#### GIVEN REQUEST:
Only lines holding the string "this" are wanted; copy each one from the material.

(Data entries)
=====

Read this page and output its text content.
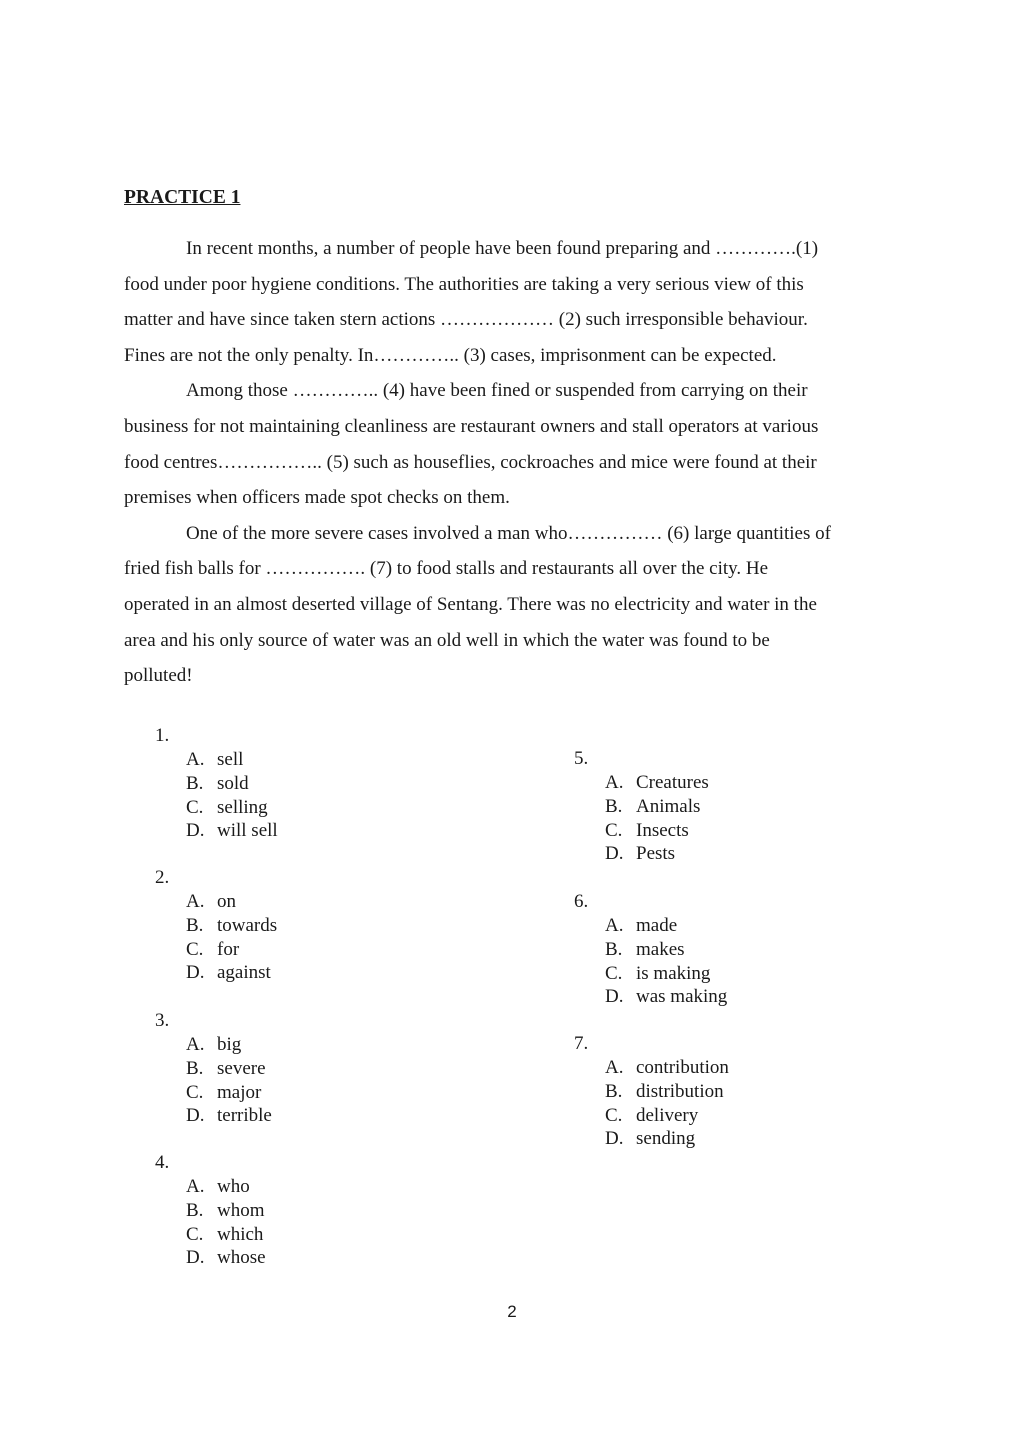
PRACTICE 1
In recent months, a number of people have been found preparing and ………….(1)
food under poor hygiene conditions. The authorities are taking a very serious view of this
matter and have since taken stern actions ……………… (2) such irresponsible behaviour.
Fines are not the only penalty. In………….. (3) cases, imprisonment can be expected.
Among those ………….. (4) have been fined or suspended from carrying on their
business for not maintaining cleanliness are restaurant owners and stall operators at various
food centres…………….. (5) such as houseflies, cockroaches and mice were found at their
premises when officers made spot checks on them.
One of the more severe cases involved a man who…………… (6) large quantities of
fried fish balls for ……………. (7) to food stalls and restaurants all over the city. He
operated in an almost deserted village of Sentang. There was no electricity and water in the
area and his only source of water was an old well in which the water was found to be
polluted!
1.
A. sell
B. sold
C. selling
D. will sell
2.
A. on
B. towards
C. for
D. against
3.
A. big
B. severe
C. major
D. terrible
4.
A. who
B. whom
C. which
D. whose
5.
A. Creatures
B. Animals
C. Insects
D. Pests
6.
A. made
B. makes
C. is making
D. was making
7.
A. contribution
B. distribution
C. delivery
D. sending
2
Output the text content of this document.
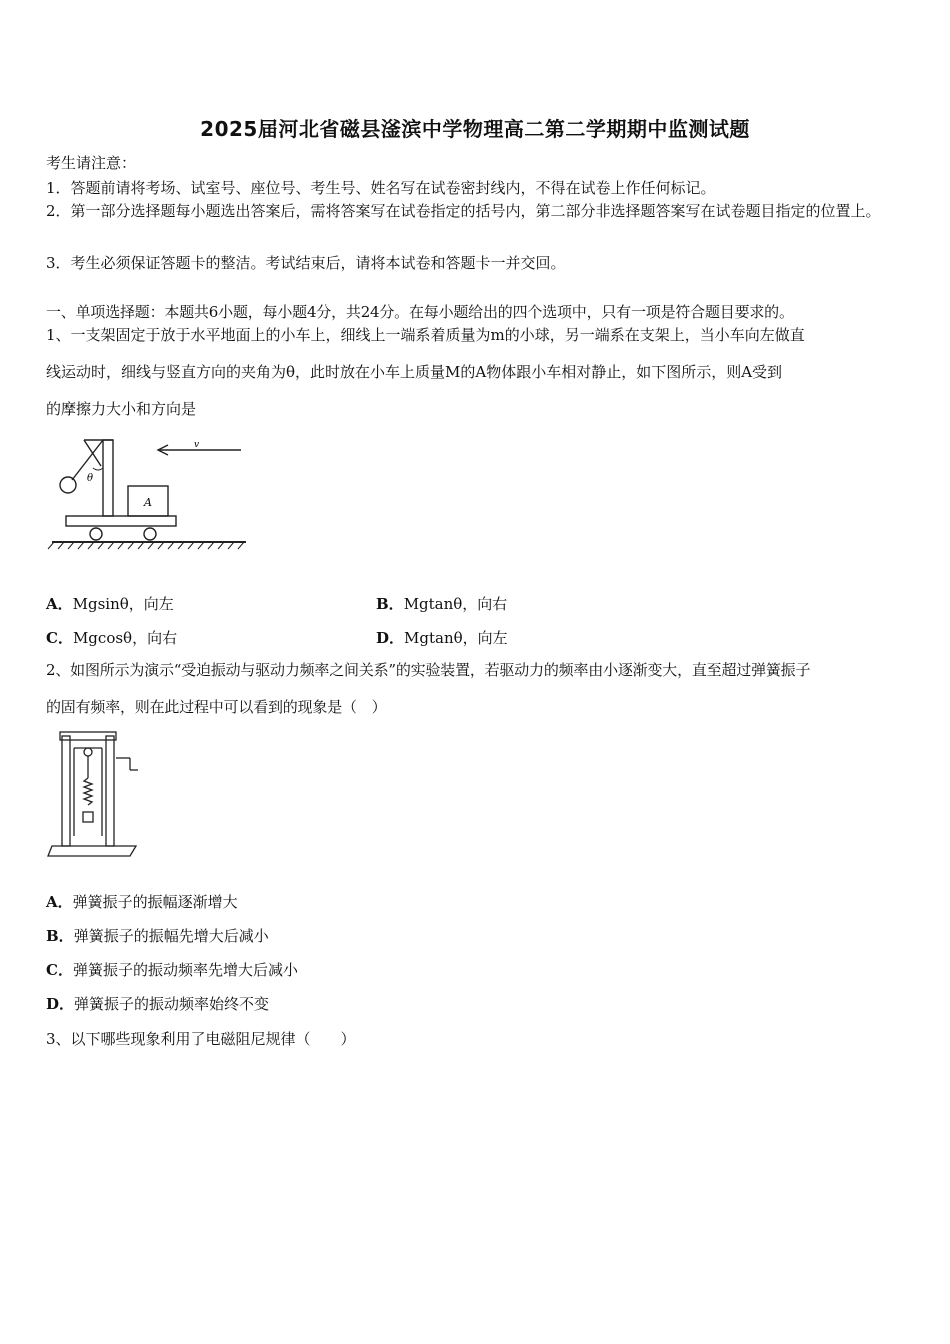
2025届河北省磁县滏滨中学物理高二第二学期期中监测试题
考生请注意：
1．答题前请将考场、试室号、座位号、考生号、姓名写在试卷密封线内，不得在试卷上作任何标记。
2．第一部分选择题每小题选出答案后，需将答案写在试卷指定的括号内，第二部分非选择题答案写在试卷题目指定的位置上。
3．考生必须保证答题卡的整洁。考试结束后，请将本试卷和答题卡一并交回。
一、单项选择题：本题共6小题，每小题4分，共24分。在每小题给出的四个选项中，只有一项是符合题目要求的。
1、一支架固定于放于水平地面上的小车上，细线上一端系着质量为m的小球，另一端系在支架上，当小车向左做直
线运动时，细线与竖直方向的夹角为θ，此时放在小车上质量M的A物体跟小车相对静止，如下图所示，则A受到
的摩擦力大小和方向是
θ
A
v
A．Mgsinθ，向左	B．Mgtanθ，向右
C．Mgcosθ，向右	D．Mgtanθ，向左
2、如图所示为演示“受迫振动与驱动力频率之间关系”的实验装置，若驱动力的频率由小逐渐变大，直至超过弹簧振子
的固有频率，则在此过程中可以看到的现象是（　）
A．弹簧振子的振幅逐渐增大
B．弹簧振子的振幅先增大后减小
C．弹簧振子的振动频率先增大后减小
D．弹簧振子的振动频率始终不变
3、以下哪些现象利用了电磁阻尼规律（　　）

=====

#### ANSWER IN FULL:
Read this page and output its text content.
food under poor hygiene conditions. The authorities are taking a very serious view of this
Output the text content of this document.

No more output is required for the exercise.